■ **Stated task**: Each line containing the word "JSON" should be found and copied.

--- start Entries shown ---

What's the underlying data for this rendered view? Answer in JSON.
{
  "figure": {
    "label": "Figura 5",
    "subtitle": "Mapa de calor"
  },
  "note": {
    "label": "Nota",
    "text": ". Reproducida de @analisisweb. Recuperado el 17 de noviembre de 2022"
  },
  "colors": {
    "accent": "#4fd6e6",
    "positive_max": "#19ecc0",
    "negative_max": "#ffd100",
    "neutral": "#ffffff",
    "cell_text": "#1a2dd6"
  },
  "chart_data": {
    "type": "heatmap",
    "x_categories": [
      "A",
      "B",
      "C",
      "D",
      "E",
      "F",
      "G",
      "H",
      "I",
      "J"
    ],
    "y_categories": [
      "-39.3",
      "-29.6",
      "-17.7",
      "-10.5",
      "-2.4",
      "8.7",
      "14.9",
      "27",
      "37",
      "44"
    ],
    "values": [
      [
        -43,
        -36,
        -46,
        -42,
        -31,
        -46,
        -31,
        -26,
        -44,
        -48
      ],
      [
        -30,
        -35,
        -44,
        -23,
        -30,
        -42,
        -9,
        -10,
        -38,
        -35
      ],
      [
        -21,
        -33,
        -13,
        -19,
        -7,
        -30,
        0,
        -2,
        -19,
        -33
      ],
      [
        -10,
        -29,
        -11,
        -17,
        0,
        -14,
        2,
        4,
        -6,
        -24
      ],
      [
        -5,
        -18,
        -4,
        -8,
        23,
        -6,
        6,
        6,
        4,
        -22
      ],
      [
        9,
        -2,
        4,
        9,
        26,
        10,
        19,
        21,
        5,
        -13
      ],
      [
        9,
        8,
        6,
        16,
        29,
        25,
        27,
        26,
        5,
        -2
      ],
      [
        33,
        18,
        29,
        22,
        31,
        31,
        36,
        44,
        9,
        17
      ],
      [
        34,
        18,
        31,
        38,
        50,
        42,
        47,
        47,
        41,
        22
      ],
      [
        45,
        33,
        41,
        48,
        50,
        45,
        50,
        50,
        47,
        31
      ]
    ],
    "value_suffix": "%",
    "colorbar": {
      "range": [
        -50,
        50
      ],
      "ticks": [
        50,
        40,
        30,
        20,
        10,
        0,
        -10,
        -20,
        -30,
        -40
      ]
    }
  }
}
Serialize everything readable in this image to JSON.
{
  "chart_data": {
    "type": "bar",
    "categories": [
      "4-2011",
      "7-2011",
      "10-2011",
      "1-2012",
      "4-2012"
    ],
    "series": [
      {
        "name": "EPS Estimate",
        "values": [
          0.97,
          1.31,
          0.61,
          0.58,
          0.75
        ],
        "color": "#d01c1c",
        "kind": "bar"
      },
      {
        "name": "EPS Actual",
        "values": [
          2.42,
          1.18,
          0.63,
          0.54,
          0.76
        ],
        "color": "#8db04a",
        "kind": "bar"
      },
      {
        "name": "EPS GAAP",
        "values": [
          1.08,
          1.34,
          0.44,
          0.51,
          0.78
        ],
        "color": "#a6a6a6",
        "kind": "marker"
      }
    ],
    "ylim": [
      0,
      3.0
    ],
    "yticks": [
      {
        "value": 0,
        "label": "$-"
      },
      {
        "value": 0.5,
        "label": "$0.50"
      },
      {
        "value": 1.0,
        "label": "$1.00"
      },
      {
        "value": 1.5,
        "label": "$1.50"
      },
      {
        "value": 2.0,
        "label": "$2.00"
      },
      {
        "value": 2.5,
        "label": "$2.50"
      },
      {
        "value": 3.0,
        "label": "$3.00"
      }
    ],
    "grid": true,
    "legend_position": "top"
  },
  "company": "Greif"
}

--- end Entries shown ---

■ **Problem solution**:
What's the underlying data for this rendered view? Answer in JSON.
Serialize everything readable in this image to JSON.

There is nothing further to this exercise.